» **What is being asked**
State how many lines include "this", giving the number by itself.

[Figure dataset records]
++++++++++++++++++++

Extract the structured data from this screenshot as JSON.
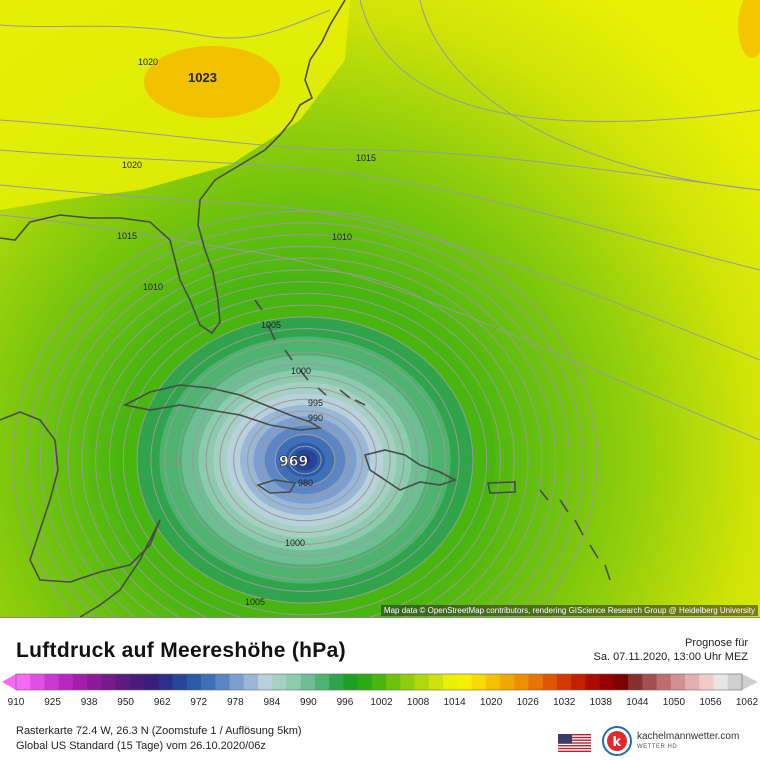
{
  "map": {
    "attribution": "Map data © OpenStreetMap contributors, rendering GIScience Research Group @ Heidelberg University",
    "isobar_labels": [
      "1020",
      "1023",
      "1020",
      "1015",
      "1015",
      "1010",
      "1010",
      "1005",
      "1000",
      "995",
      "990",
      "969",
      "980",
      "1000",
      "1005"
    ],
    "center_label": "969"
  },
  "legend": {
    "title": "Luftdruck auf Meereshöhe (hPa)",
    "forecast_label": "Prognose für",
    "forecast_date": "Sa. 07.11.2020, 13:00 Uhr MEZ",
    "ticks": [
      "910",
      "925",
      "938",
      "950",
      "962",
      "972",
      "978",
      "984",
      "990",
      "996",
      "1002",
      "1008",
      "1014",
      "1020",
      "1026",
      "1032",
      "1038",
      "1044",
      "1050",
      "1056",
      "1062"
    ],
    "colors": [
      "#f36af5",
      "#e04fe4",
      "#cc37d3",
      "#b726c0",
      "#a21ead",
      "#8b1b9c",
      "#75198c",
      "#5d1a80",
      "#4a1b7a",
      "#3a1e7e",
      "#2b2f8b",
      "#27469a",
      "#2b5aa9",
      "#3f6fb7",
      "#5b86c3",
      "#7c9fcf",
      "#9ab7d7",
      "#b8d1dd",
      "#a5d0c2",
      "#8ccbae",
      "#6dbf93",
      "#4db36e",
      "#2fa44a",
      "#1e9e22",
      "#2caa14",
      "#49b60f",
      "#6cc20d",
      "#8fcd0c",
      "#b1d80b",
      "#cfe308",
      "#eaf004",
      "#f6f000",
      "#f6da00",
      "#f3c100",
      "#f0a900",
      "#ec9000",
      "#e67400",
      "#de5700",
      "#d43a00",
      "#c32000",
      "#ad0d00",
      "#950000",
      "#7d0303",
      "#8a2d2d",
      "#a44f4f",
      "#bd6f6f",
      "#d39090",
      "#e6b0b0",
      "#f1c9c9",
      "#e6e6e6",
      "#cfcfcf"
    ],
    "raster_info": "Rasterkarte 72.4 W, 26.3 N (Zoomstufe 1 / Auflösung 5km)",
    "model_info": "Global US Standard (15 Tage) vom 26.10.2020/06z",
    "brand_name": "kachelmannwetter.com",
    "brand_sub": "WETTER HD",
    "flag_icon": "us-flag-icon",
    "logo_icon": "kachelmann-logo-icon"
  }
}
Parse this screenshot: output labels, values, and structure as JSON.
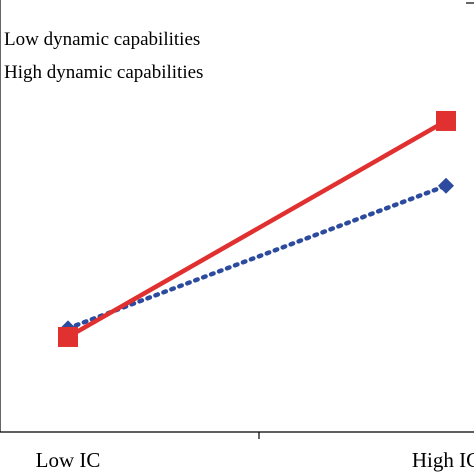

++++++++++++++++++++

» **Exercise response**
2